→ **Stated goal**: Every line below that contains "desc" is to be copied.

[Records about charts and figures]

Begin

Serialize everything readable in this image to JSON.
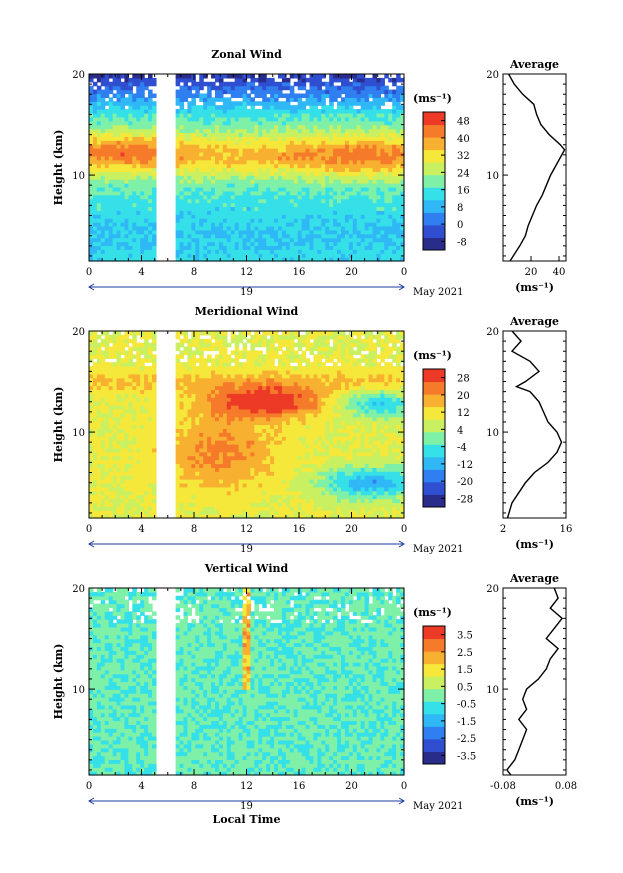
{
  "chart_data": [
    {
      "type": "heatmap",
      "title": "Zonal Wind",
      "ylabel": "Height (km)",
      "x_ticks": [
        "0",
        "4",
        "8",
        "12",
        "16",
        "20",
        "0"
      ],
      "y_ticks": [
        "20",
        "10"
      ],
      "date_label": "19",
      "month_label": "May 2021",
      "xlim": [
        0,
        24
      ],
      "ylim": [
        1.5,
        20
      ],
      "colorbar": {
        "unit": "(ms⁻¹)",
        "ticks": [
          "48",
          "40",
          "32",
          "24",
          "16",
          "8",
          "0",
          "-8"
        ],
        "range": [
          -10,
          52
        ]
      },
      "data_gap_hours": [
        5.0,
        6.7
      ],
      "field_features": [
        {
          "desc": "jet core",
          "t": [
            8,
            24
          ],
          "z": [
            10.5,
            13
          ],
          "value": 46
        },
        {
          "desc": "upper easterly layer",
          "t": [
            0,
            24
          ],
          "z": [
            16,
            20
          ],
          "value": -4
        },
        {
          "desc": "lower troposphere",
          "t": [
            0,
            24
          ],
          "z": [
            2,
            6
          ],
          "value": 10
        }
      ],
      "profile": {
        "title": "Average",
        "xlabel": "(ms⁻¹)",
        "x_ticks": [
          "20",
          "40"
        ],
        "y_ticks": [
          "20",
          "10"
        ],
        "xlim": [
          0,
          45
        ],
        "height_km": [
          1.5,
          3,
          4,
          5,
          6,
          7,
          8,
          9,
          10,
          11,
          12,
          12.5,
          13,
          14,
          15,
          16,
          17,
          18,
          19,
          20
        ],
        "value": [
          5,
          12,
          16,
          18,
          21,
          24,
          28,
          31,
          34,
          38,
          42,
          44,
          41,
          33,
          27,
          24,
          22,
          14,
          8,
          4
        ]
      }
    },
    {
      "type": "heatmap",
      "title": "Meridional Wind",
      "ylabel": "Height (km)",
      "x_ticks": [
        "0",
        "4",
        "8",
        "12",
        "16",
        "20",
        "0"
      ],
      "y_ticks": [
        "20",
        "10"
      ],
      "date_label": "19",
      "month_label": "May 2021",
      "xlim": [
        0,
        24
      ],
      "ylim": [
        1.5,
        20
      ],
      "colorbar": {
        "unit": "(ms⁻¹)",
        "ticks": [
          "28",
          "20",
          "12",
          "4",
          "-4",
          "-12",
          "-20",
          "-28"
        ],
        "range": [
          -30,
          30
        ]
      },
      "data_gap_hours": [
        5.0,
        6.7
      ],
      "field_features": [
        {
          "desc": "northerly maximum",
          "t": [
            10,
            17
          ],
          "z": [
            12,
            14
          ],
          "value": 26
        },
        {
          "desc": "broad positive region",
          "t": [
            7,
            14
          ],
          "z": [
            5,
            11
          ],
          "value": 14
        },
        {
          "desc": "negative region",
          "t": [
            18,
            24
          ],
          "z": [
            3,
            7
          ],
          "value": -10
        },
        {
          "desc": "negative region",
          "t": [
            19,
            24
          ],
          "z": [
            11,
            14
          ],
          "value": -8
        }
      ],
      "profile": {
        "title": "Average",
        "xlabel": "(ms⁻¹)",
        "x_ticks": [
          "2",
          "16"
        ],
        "y_ticks": [
          "20",
          "10"
        ],
        "xlim": [
          2,
          16
        ],
        "height_km": [
          1.5,
          3,
          4,
          5,
          6,
          7,
          8,
          9,
          10,
          11,
          12,
          13,
          14,
          14.5,
          15,
          16,
          17,
          18,
          19,
          20
        ],
        "value": [
          3,
          4,
          5.5,
          7,
          9,
          12,
          14,
          15,
          14,
          12,
          11,
          10,
          8,
          5,
          7,
          10,
          8,
          4,
          6,
          4
        ]
      }
    },
    {
      "type": "heatmap",
      "title": "Vertical Wind",
      "ylabel": "Height (km)",
      "xlabel": "Local Time",
      "x_ticks": [
        "0",
        "4",
        "8",
        "12",
        "16",
        "20",
        "0"
      ],
      "y_ticks": [
        "20",
        "10"
      ],
      "date_label": "19",
      "month_label": "May 2021",
      "xlim": [
        0,
        24
      ],
      "ylim": [
        1.5,
        20
      ],
      "colorbar": {
        "unit": "(ms⁻¹)",
        "ticks": [
          "3.5",
          "2.5",
          "1.5",
          "0.5",
          "-0.5",
          "-1.5",
          "-2.5",
          "-3.5"
        ],
        "range": [
          -4,
          4
        ]
      },
      "data_gap_hours": [
        5.0,
        6.7
      ],
      "field_features": [
        {
          "desc": "near zero background",
          "t": [
            0,
            24
          ],
          "z": [
            1.5,
            20
          ],
          "value": -0.3
        },
        {
          "desc": "upward streak",
          "t": [
            11.7,
            12.3
          ],
          "z": [
            10,
            20
          ],
          "value": 1.8
        }
      ],
      "profile": {
        "title": "Average",
        "xlabel": "(ms⁻¹)",
        "x_ticks": [
          "-0.08",
          "0.08"
        ],
        "y_ticks": [
          "20",
          "10"
        ],
        "xlim": [
          -0.08,
          0.08
        ],
        "height_km": [
          1.5,
          2,
          3,
          4,
          5,
          6,
          7,
          8,
          9,
          10,
          11,
          12,
          13,
          14,
          15,
          16,
          17,
          18,
          19,
          20
        ],
        "value": [
          -0.06,
          -0.07,
          -0.05,
          -0.04,
          -0.03,
          -0.02,
          -0.04,
          -0.02,
          -0.03,
          -0.02,
          0.01,
          0.03,
          0.04,
          0.06,
          0.03,
          0.05,
          0.07,
          0.04,
          0.06,
          0.05
        ]
      }
    }
  ]
}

End

→ **Task result**:
          "desc": "jet core",
          "desc": "upper easterly layer",
          "desc": "lower troposphere",
          "desc": "northerly maximum",
          "desc": "broad positive region",
          "desc": "negative region",
          "desc": "negative region",
          "desc": "near zero background",
          "desc": "upward streak",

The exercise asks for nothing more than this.